* **Problem requirements**
Copy every record below exactly.

— Start Dataset entries —

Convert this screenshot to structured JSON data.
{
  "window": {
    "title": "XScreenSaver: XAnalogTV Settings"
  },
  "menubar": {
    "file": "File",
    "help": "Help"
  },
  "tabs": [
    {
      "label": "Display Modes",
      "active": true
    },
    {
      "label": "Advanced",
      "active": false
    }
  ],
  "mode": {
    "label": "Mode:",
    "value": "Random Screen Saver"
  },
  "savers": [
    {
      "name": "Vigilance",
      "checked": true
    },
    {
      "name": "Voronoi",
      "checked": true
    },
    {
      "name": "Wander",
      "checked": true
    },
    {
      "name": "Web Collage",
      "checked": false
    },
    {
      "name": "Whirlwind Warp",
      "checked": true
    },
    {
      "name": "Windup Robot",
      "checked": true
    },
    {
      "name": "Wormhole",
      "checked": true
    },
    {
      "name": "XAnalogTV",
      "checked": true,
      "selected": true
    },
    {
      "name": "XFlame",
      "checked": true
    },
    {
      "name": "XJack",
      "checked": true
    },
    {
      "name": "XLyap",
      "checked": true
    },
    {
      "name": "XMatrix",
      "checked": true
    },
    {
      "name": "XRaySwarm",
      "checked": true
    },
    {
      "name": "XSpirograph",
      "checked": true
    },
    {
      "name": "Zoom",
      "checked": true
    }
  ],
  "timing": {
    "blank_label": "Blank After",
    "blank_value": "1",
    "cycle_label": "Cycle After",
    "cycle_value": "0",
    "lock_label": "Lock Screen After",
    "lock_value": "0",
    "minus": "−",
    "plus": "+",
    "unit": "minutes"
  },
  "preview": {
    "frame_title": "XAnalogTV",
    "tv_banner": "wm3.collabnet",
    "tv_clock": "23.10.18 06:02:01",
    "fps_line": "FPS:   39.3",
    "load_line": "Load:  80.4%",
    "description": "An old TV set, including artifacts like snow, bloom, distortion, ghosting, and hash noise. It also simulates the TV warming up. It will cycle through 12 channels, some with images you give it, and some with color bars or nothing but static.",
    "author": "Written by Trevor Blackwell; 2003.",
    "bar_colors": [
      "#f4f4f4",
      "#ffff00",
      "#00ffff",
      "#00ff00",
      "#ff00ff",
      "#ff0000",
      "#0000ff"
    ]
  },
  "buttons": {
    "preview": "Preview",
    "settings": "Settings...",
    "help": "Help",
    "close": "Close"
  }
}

— End Dataset entries —

* **Response to the exercise**
Convert this screenshot to structured JSON data.
{
  "window": {
    "title": "XScreenSaver: XAnalogTV Settings"
  },
  "menubar": {
    "file": "File",
    "help": "Help"
  },
  "tabs": [
    {
      "label": "Display Modes",
      "active": true
    },
    {
      "label": "Advanced",
      "active": false
    }
  ],
  "mode": {
    "label": "Mode:",
    "value": "Random Screen Saver"
  },
  "savers": [
    {
      "name": "Vigilance",
      "checked": true
    },
    {
      "name": "Voronoi",
      "checked": true
    },
    {
      "name": "Wander",
      "checked": true
    },
    {
      "name": "Web Collage",
      "checked": false
    },
    {
      "name": "Whirlwind Warp",
      "checked": true
    },
    {
      "name": "Windup Robot",
      "checked": true
    },
    {
      "name": "Wormhole",
      "checked": true
    },
    {
      "name": "XAnalogTV",
      "checked": true,
      "selected": true
    },
    {
      "name": "XFlame",
      "checked": true
    },
    {
      "name": "XJack",
      "checked": true
    },
    {
      "name": "XLyap",
      "checked": true
    },
    {
      "name": "XMatrix",
      "checked": true
    },
    {
      "name": "XRaySwarm",
      "checked": true
    },
    {
      "name": "XSpirograph",
      "checked": true
    },
    {
      "name": "Zoom",
      "checked": true
    }
  ],
  "timing": {
    "blank_label": "Blank After",
    "blank_value": "1",
    "cycle_label": "Cycle After",
    "cycle_value": "0",
    "lock_label": "Lock Screen After",
    "lock_value": "0",
    "minus": "−",
    "plus": "+",
    "unit": "minutes"
  },
  "preview": {
    "frame_title": "XAnalogTV",
    "tv_banner": "wm3.collabnet",
    "tv_clock": "23.10.18 06:02:01",
    "fps_line": "FPS:   39.3",
    "load_line": "Load:  80.4%",
    "description": "An old TV set, including artifacts like snow, bloom, distortion, ghosting, and hash noise. It also simulates the TV warming up. It will cycle through 12 channels, some with images you give it, and some with color bars or nothing but static.",
    "author": "Written by Trevor Blackwell; 2003.",
    "bar_colors": [
      "#f4f4f4",
      "#ffff00",
      "#00ffff",
      "#00ff00",
      "#ff00ff",
      "#ff0000",
      "#0000ff"
    ]
  },
  "buttons": {
    "preview": "Preview",
    "settings": "Settings...",
    "help": "Help",
    "close": "Close"
  }
}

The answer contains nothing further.